Every line of the data that contains the string "text" must be copied.

^^^^^^^^

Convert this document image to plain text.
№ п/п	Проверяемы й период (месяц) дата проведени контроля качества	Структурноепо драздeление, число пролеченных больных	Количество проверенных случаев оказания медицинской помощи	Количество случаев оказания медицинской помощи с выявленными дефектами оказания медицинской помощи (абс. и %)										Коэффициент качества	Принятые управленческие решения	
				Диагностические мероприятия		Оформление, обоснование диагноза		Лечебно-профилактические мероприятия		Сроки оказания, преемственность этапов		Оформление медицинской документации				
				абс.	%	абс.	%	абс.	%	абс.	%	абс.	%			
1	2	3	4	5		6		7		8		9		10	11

^^^^^^^^

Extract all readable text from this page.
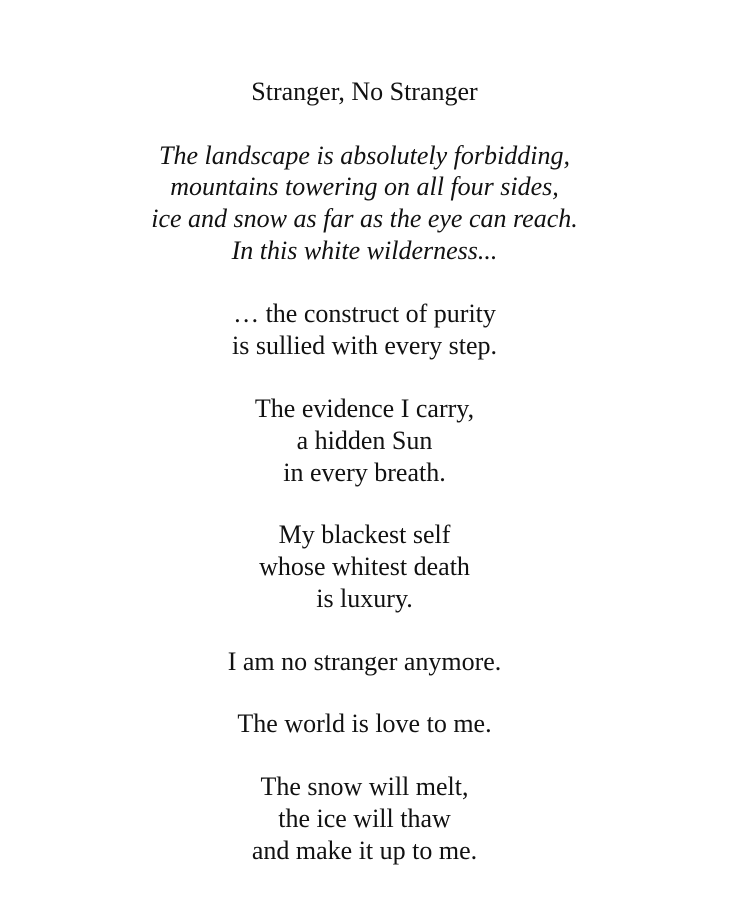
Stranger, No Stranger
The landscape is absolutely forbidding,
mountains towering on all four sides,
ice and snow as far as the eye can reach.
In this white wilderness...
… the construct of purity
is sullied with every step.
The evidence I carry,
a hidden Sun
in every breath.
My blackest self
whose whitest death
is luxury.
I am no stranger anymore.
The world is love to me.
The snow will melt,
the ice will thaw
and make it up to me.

^^^^^^^^

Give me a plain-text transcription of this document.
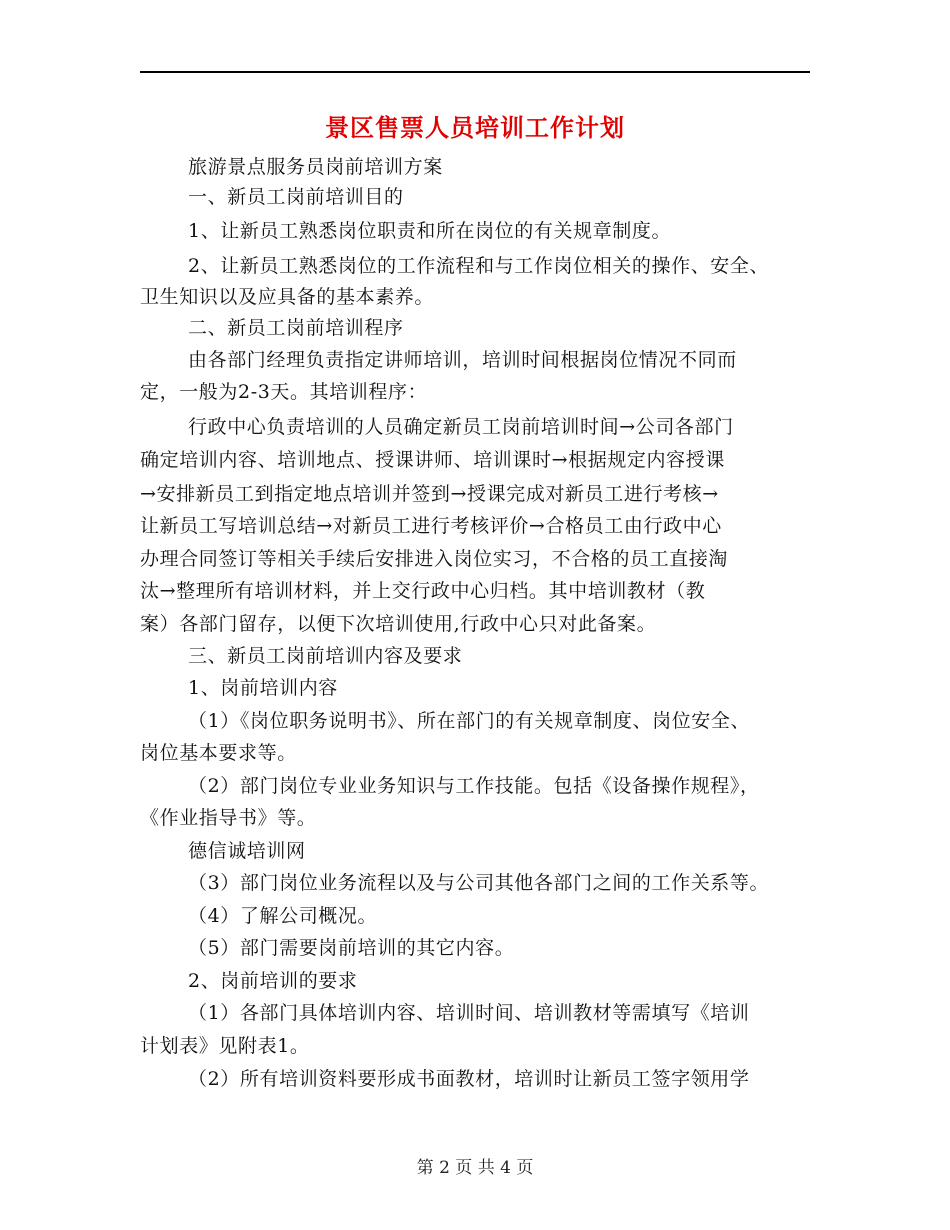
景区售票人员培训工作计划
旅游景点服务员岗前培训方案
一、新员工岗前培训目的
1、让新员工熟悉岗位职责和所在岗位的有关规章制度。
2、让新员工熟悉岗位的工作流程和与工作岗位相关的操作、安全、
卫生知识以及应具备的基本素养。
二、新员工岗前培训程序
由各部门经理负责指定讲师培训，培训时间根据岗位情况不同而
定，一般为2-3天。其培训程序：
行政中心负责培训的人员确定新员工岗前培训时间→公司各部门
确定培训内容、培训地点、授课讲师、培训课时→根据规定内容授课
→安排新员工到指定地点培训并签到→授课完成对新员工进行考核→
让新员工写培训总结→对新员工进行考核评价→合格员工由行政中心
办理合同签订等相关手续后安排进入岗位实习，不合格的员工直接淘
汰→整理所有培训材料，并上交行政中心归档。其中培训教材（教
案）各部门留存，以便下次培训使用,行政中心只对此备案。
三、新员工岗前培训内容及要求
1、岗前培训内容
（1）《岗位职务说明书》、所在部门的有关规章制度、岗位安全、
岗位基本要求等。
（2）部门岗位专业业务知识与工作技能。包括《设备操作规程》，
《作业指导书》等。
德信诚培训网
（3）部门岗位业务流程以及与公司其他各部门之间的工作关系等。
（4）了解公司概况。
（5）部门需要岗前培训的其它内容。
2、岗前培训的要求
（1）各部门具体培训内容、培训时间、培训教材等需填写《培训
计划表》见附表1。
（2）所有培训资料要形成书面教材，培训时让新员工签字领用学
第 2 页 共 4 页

^^^^^^^^

_CORRECT RESULT_
Convert this document image to plain text.
Extract all readable text from this page.
Give me a plain-text transcription of this document.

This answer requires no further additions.